• Work instructions: For the listing below, give the number of lines in which "RUNE" occurs. Add nothing.

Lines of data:
###
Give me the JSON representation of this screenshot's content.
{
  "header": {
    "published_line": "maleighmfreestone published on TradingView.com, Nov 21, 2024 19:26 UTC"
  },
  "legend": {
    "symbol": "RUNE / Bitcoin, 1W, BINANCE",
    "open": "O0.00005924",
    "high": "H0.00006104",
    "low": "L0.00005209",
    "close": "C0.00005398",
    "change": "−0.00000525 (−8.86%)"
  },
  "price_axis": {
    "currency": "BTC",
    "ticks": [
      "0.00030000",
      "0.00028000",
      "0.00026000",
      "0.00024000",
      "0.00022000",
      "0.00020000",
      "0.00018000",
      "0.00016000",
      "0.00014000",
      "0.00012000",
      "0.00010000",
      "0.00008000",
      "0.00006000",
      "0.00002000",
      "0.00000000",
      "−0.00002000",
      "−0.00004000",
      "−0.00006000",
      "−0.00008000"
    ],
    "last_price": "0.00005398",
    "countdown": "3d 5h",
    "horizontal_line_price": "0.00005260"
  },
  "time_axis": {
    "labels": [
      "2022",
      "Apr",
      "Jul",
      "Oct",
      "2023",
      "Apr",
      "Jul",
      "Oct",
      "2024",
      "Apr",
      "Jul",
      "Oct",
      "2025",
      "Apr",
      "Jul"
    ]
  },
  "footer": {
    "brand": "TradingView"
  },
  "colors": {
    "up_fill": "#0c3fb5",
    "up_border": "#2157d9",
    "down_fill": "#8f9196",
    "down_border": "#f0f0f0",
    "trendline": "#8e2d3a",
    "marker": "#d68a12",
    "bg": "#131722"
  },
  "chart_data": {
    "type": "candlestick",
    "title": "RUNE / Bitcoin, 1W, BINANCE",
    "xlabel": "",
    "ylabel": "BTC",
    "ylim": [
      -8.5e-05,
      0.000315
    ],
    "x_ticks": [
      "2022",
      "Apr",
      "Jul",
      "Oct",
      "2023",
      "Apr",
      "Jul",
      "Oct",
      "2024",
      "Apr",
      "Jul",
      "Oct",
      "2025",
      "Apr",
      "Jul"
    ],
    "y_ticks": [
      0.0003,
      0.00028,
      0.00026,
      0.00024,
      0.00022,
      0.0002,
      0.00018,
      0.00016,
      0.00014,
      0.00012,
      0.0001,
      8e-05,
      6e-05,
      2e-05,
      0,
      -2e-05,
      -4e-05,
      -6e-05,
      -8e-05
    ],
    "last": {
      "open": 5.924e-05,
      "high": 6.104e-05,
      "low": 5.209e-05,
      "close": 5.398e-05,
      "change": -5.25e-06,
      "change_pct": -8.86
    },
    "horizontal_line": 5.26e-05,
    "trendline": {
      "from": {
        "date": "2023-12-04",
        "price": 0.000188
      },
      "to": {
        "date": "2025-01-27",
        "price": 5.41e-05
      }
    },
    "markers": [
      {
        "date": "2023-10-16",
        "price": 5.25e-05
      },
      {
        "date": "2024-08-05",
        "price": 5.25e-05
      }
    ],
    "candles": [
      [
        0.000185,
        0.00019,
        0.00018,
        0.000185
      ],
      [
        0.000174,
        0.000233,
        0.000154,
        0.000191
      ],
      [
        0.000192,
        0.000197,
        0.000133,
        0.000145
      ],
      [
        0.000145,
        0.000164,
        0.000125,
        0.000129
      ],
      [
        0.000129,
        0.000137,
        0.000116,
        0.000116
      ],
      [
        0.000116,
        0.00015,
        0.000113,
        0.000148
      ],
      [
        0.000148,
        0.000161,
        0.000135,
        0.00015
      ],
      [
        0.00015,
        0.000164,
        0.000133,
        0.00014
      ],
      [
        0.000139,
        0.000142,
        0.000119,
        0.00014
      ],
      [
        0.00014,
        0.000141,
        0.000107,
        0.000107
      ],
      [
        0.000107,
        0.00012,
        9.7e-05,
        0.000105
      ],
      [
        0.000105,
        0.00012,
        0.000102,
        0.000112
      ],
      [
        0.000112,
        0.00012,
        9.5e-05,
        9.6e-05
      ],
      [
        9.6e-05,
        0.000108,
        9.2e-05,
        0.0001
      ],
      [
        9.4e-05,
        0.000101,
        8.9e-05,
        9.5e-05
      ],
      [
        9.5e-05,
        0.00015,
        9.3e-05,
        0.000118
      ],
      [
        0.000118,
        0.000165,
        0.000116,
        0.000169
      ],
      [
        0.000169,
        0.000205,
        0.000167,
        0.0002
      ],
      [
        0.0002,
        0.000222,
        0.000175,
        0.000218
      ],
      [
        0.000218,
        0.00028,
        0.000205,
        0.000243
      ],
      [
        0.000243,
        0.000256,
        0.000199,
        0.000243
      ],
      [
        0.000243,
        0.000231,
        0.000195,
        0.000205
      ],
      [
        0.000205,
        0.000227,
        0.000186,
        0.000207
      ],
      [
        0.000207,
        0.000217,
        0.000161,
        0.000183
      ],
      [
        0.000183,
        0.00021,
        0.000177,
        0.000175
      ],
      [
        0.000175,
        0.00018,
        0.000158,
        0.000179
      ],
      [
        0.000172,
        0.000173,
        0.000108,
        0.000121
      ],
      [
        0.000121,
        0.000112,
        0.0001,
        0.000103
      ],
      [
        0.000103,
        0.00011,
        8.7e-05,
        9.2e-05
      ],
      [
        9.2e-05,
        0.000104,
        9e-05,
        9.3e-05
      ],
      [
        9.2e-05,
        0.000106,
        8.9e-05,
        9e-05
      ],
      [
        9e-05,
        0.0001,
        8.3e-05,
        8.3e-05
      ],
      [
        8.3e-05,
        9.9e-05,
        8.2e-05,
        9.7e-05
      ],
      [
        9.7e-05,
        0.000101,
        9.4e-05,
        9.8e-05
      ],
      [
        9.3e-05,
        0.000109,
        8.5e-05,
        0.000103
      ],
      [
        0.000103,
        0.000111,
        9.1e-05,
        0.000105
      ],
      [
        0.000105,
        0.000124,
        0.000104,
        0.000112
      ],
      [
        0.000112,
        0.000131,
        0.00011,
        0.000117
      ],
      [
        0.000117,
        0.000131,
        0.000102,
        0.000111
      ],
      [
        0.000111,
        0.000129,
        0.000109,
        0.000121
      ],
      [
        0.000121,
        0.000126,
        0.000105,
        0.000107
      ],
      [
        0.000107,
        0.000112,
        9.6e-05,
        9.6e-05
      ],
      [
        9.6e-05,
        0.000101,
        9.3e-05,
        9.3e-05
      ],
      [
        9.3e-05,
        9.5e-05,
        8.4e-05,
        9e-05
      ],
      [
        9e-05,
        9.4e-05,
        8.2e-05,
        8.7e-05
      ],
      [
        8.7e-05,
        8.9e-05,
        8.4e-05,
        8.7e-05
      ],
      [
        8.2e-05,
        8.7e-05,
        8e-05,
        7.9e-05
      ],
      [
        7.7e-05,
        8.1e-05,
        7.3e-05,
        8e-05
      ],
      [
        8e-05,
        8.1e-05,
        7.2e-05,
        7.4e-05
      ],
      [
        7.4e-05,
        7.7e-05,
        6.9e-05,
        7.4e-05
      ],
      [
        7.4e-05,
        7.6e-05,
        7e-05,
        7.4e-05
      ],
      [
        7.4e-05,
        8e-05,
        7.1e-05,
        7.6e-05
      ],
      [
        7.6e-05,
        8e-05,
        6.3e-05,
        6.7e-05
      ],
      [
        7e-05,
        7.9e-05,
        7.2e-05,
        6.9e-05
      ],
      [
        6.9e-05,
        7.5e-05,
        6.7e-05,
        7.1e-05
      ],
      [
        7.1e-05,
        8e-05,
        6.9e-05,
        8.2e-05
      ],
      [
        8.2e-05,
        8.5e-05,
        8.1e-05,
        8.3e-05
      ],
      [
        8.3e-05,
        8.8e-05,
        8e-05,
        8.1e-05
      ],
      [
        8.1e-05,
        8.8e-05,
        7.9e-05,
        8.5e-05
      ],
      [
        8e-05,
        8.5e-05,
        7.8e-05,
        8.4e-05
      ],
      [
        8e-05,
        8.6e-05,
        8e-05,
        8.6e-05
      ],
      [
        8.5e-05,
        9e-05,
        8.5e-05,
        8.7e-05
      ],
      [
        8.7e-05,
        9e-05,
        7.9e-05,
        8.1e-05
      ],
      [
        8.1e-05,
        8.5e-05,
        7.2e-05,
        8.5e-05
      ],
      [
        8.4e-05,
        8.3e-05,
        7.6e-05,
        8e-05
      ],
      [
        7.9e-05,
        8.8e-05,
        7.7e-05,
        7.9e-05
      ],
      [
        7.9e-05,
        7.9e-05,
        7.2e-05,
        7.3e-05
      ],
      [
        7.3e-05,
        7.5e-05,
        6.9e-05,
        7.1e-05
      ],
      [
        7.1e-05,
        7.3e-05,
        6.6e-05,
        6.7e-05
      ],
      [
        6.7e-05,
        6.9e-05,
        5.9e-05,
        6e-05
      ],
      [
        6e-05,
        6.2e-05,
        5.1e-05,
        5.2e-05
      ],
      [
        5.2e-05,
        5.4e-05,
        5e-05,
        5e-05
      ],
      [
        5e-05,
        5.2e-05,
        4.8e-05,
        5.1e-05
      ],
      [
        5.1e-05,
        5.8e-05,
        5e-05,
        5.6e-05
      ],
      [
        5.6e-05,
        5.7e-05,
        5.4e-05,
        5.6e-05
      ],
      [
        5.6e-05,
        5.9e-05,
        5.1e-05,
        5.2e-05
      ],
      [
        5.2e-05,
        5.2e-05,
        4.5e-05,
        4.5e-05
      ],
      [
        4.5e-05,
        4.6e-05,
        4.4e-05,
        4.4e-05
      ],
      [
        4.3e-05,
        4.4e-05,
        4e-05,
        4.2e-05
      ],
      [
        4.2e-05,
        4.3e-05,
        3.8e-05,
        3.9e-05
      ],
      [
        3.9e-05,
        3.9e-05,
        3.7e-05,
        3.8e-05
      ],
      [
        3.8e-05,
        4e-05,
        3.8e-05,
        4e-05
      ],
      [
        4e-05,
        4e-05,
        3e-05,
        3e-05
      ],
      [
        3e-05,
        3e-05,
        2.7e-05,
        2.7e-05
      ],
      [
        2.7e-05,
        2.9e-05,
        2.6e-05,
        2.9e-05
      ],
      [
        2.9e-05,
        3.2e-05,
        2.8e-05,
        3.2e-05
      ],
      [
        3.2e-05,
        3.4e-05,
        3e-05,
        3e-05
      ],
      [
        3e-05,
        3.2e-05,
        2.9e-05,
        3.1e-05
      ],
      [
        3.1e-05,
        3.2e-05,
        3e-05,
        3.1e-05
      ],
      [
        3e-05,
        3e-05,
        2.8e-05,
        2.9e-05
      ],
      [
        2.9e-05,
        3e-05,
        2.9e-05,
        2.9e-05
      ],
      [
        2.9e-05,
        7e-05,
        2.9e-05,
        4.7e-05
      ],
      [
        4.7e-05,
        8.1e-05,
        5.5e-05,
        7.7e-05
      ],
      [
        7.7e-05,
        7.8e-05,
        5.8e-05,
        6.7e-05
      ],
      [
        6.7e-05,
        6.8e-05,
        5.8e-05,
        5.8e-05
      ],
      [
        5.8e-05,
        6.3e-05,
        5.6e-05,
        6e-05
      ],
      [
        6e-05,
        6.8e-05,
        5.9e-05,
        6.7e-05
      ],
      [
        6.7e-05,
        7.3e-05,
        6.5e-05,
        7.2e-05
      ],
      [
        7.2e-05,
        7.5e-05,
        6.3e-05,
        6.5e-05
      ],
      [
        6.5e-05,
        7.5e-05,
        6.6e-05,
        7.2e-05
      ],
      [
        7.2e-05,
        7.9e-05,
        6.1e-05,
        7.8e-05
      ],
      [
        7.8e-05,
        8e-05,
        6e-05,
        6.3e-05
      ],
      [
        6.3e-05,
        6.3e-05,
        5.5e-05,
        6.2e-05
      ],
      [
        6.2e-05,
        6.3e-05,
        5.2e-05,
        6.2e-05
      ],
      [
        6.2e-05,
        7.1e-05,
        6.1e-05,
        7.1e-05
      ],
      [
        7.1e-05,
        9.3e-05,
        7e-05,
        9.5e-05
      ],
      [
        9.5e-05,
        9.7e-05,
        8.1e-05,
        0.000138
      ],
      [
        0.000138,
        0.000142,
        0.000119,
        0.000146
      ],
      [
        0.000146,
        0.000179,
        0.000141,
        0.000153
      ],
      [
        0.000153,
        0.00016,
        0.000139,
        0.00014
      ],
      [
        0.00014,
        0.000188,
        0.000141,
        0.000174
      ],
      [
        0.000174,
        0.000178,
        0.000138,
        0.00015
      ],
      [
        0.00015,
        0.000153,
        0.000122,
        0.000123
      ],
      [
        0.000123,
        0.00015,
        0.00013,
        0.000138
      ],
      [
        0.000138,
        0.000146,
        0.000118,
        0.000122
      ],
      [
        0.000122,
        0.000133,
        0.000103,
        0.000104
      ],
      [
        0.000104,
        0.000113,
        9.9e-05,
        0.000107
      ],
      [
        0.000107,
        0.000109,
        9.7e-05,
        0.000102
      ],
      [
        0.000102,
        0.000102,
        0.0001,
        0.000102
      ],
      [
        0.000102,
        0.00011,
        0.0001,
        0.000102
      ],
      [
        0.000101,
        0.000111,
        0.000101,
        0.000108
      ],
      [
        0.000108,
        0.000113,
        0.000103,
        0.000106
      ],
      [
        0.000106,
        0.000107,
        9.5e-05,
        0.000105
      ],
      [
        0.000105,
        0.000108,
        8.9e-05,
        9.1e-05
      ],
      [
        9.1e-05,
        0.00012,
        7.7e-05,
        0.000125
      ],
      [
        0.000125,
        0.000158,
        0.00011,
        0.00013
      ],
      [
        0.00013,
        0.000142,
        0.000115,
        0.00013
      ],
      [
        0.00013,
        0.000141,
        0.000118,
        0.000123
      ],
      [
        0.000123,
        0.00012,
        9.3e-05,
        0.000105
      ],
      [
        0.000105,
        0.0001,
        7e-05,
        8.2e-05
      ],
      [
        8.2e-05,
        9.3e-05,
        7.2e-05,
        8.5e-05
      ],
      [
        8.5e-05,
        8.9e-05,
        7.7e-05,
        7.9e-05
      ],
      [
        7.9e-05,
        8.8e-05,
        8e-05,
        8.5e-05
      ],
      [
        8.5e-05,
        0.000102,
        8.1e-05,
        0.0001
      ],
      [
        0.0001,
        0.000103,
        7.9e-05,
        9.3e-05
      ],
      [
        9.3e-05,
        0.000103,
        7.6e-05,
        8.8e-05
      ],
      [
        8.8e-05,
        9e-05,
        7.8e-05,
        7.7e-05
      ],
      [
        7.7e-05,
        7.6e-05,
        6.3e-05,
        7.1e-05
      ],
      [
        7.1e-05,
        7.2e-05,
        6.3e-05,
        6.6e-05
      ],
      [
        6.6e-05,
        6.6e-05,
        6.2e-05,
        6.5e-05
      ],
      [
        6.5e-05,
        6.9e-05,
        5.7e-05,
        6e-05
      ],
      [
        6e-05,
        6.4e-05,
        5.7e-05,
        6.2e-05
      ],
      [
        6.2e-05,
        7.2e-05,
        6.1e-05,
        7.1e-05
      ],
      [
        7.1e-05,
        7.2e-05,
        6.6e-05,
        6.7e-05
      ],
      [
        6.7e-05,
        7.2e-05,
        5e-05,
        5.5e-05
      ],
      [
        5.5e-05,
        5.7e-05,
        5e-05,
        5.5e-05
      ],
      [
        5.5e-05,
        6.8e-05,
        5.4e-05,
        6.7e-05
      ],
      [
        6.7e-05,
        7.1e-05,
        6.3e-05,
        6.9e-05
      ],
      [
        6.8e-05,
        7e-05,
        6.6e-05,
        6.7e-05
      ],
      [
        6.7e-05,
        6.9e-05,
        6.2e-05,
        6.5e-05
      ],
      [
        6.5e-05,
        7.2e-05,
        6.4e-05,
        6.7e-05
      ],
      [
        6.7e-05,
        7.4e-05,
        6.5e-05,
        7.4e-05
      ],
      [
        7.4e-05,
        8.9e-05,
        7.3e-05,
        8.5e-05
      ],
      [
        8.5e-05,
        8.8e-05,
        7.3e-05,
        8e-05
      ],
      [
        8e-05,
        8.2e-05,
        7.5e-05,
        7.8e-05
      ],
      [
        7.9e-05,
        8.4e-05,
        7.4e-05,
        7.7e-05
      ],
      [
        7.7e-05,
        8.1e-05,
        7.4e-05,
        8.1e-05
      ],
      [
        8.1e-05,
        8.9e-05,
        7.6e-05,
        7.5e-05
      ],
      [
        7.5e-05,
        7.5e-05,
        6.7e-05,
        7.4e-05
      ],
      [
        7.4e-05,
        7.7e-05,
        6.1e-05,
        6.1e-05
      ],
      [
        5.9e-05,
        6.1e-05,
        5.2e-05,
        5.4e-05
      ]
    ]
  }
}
###
• Solution for this task: 2